_DATA ENTRIES_.
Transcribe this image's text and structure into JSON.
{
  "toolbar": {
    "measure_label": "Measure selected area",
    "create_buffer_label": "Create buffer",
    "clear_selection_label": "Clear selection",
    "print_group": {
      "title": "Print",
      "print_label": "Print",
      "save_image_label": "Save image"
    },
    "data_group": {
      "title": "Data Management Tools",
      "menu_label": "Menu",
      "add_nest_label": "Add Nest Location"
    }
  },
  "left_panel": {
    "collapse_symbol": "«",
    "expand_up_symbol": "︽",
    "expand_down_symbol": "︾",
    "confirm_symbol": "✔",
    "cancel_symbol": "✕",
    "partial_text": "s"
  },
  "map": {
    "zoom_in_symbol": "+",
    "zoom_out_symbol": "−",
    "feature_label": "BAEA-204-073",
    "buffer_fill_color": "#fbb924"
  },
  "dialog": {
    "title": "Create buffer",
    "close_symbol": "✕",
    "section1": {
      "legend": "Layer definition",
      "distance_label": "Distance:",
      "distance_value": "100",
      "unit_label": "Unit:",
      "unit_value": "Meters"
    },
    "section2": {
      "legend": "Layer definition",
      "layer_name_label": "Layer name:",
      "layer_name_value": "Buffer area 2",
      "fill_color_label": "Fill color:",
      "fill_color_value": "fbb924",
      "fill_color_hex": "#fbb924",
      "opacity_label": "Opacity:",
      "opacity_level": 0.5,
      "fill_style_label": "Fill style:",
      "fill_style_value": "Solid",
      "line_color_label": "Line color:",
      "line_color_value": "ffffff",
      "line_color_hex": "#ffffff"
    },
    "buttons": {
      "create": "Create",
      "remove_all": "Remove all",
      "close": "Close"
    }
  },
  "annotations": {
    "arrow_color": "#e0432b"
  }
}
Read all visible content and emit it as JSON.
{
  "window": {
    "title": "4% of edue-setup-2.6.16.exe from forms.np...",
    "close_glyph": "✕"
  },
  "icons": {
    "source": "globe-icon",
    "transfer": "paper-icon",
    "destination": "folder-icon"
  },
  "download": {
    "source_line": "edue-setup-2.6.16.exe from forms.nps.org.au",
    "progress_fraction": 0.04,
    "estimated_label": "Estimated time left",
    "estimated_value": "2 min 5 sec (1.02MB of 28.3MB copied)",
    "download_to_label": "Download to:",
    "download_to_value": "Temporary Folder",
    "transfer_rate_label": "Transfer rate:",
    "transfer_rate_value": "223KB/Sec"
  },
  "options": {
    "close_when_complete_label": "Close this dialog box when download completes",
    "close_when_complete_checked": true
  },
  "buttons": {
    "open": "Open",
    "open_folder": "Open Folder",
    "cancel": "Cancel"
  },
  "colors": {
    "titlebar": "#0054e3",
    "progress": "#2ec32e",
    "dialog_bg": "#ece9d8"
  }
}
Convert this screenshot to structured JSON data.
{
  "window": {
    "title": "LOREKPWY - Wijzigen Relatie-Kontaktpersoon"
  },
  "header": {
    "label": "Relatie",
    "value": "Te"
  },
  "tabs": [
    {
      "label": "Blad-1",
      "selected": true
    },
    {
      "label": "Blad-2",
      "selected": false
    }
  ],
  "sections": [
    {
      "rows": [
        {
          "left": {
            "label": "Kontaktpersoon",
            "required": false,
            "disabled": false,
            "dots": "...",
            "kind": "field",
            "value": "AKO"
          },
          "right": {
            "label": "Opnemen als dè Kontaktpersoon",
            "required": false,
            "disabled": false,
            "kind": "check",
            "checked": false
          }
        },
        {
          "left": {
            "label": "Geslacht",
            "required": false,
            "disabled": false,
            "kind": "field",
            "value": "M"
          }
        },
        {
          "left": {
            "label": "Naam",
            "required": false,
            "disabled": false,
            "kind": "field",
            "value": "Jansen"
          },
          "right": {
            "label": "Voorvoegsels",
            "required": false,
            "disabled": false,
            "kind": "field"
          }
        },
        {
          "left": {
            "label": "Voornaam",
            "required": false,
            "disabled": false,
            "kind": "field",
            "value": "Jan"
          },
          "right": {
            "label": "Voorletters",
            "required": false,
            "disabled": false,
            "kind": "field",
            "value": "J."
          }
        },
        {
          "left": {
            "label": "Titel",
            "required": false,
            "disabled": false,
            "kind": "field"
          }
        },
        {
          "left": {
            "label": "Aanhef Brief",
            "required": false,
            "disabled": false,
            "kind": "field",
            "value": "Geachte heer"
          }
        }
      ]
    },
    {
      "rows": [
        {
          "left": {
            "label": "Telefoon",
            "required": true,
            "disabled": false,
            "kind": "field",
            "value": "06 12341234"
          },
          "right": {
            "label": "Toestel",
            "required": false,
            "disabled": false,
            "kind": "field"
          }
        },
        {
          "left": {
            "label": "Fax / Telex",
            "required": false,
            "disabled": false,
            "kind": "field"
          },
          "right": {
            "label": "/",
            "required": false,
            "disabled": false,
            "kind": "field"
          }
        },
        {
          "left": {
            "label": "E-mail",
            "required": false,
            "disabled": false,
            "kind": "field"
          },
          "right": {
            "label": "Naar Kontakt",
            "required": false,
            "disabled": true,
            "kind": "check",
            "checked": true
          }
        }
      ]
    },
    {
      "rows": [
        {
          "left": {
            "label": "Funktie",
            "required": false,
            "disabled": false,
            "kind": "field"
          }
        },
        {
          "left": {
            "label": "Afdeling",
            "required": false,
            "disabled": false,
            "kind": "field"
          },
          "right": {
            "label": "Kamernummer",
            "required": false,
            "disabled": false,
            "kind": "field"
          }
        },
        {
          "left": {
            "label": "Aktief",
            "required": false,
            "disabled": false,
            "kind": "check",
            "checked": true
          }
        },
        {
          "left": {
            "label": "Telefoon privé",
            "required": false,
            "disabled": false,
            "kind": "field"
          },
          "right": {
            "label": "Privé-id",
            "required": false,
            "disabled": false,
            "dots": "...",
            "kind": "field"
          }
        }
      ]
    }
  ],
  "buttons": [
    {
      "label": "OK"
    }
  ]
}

_WRITTEN PROBLEM_. Which lines hold the word "this"? Copy each of them from the records.

_ANSWER FOR THE TASK_.
Transcribe this image's text and structure into JSON.
    "close_when_complete_label": "Close this dialog box when download completes",
Convert this screenshot to structured JSON data.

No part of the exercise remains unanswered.